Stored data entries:
■ ■ ■ ■ ■ ■ ■
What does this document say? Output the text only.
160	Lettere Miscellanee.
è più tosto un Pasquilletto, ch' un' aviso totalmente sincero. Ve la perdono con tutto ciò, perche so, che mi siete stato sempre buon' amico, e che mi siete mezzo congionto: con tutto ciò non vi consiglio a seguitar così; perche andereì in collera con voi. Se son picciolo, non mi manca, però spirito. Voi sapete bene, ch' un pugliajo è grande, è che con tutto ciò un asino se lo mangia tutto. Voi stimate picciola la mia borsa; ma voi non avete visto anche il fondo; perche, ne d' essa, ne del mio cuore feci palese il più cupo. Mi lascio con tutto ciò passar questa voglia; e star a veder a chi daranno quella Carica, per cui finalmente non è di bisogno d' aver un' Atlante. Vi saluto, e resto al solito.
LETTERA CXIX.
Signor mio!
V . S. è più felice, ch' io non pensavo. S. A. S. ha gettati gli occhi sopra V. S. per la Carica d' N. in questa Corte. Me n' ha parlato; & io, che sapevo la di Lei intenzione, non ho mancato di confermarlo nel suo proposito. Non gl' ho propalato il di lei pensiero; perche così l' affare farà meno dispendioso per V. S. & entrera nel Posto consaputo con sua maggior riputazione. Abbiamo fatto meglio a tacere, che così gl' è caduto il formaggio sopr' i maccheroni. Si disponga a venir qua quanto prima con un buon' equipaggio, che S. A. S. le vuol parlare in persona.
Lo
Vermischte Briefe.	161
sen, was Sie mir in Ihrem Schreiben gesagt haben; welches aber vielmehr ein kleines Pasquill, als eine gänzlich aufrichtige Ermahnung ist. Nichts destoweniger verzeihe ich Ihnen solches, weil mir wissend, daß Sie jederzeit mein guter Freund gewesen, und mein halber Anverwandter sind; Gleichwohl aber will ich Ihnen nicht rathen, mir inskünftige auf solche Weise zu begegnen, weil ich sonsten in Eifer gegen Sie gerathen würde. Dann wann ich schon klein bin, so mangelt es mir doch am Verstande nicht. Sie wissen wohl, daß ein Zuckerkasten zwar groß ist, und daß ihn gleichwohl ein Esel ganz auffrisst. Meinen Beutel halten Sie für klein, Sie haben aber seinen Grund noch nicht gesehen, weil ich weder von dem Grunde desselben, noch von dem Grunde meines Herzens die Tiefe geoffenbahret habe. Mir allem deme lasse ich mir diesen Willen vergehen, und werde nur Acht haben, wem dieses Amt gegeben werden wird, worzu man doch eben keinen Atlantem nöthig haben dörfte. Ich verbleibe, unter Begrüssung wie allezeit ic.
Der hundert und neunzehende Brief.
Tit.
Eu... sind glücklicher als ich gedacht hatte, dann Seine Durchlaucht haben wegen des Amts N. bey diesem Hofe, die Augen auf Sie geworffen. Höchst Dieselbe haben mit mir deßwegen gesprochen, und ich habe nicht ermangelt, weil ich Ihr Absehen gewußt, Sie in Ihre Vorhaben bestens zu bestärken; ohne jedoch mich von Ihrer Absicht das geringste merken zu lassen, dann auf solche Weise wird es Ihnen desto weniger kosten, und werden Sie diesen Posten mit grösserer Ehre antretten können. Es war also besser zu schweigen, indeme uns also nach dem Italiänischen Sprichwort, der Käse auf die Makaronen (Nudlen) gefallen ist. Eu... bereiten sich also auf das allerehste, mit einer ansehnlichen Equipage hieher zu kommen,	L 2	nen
■ ■ ■ ■ ■ ■ ■
* [EXERCISE TASK]: Print out every entry, keeping each one exact.

* [CORRECT ANSWER]:
What does this document say? Output the text only.
160	Lettere Miscellanee.
è più tosto un Pasquilletto, ch' un' aviso totalmente sincero. Ve la perdono con tutto ciò, perche so, che mi siete stato sempre buon' amico, e che mi siete mezzo congionto: con tutto ciò non vi consiglio a seguitar così; perche andereì in collera con voi. Se son picciolo, non mi manca, però spirito. Voi sapete bene, ch' un pugliajo è grande, è che con tutto ciò un asino se lo mangia tutto. Voi stimate picciola la mia borsa; ma voi non avete visto anche il fondo; perche, ne d' essa, ne del mio cuore feci palese il più cupo. Mi lascio con tutto ciò passar questa voglia; e star a veder a chi daranno quella Carica, per cui finalmente non è di bisogno d' aver un' Atlante. Vi saluto, e resto al solito.
LETTERA CXIX.
Signor mio!
V . S. è più felice, ch' io non pensavo. S. A. S. ha gettati gli occhi sopra V. S. per la Carica d' N. in questa Corte. Me n' ha parlato; & io, che sapevo la di Lei intenzione, non ho mancato di confermarlo nel suo proposito. Non gl' ho propalato il di lei pensiero; perche così l' affare farà meno dispendioso per V. S. & entrera nel Posto consaputo con sua maggior riputazione. Abbiamo fatto meglio a tacere, che così gl' è caduto il formaggio sopr' i maccheroni. Si disponga a venir qua quanto prima con un buon' equipaggio, che S. A. S. le vuol parlare in persona.
Lo
Vermischte Briefe.	161
sen, was Sie mir in Ihrem Schreiben gesagt haben; welches aber vielmehr ein kleines Pasquill, als eine gänzlich aufrichtige Ermahnung ist. Nichts destoweniger verzeihe ich Ihnen solches, weil mir wissend, daß Sie jederzeit mein guter Freund gewesen, und mein halber Anverwandter sind; Gleichwohl aber will ich Ihnen nicht rathen, mir inskünftige auf solche Weise zu begegnen, weil ich sonsten in Eifer gegen Sie gerathen würde. Dann wann ich schon klein bin, so mangelt es mir doch am Verstande nicht. Sie wissen wohl, daß ein Zuckerkasten zwar groß ist, und daß ihn gleichwohl ein Esel ganz auffrisst. Meinen Beutel halten Sie für klein, Sie haben aber seinen Grund noch nicht gesehen, weil ich weder von dem Grunde desselben, noch von dem Grunde meines Herzens die Tiefe geoffenbahret habe. Mir allem deme lasse ich mir diesen Willen vergehen, und werde nur Acht haben, wem dieses Amt gegeben werden wird, worzu man doch eben keinen Atlantem nöthig haben dörfte. Ich verbleibe, unter Begrüssung wie allezeit ic.
Der hundert und neunzehende Brief.
Tit.
Eu... sind glücklicher als ich gedacht hatte, dann Seine Durchlaucht haben wegen des Amts N. bey diesem Hofe, die Augen auf Sie geworffen. Höchst Dieselbe haben mit mir deßwegen gesprochen, und ich habe nicht ermangelt, weil ich Ihr Absehen gewußt, Sie in Ihre Vorhaben bestens zu bestärken; ohne jedoch mich von Ihrer Absicht das geringste merken zu lassen, dann auf solche Weise wird es Ihnen desto weniger kosten, und werden Sie diesen Posten mit grösserer Ehre antretten können. Es war also besser zu schweigen, indeme uns also nach dem Italiänischen Sprichwort, der Käse auf die Makaronen (Nudlen) gefallen ist. Eu... bereiten sich also auf das allerehste, mit einer ansehnlichen Equipage hieher zu kommen,	L 2	nen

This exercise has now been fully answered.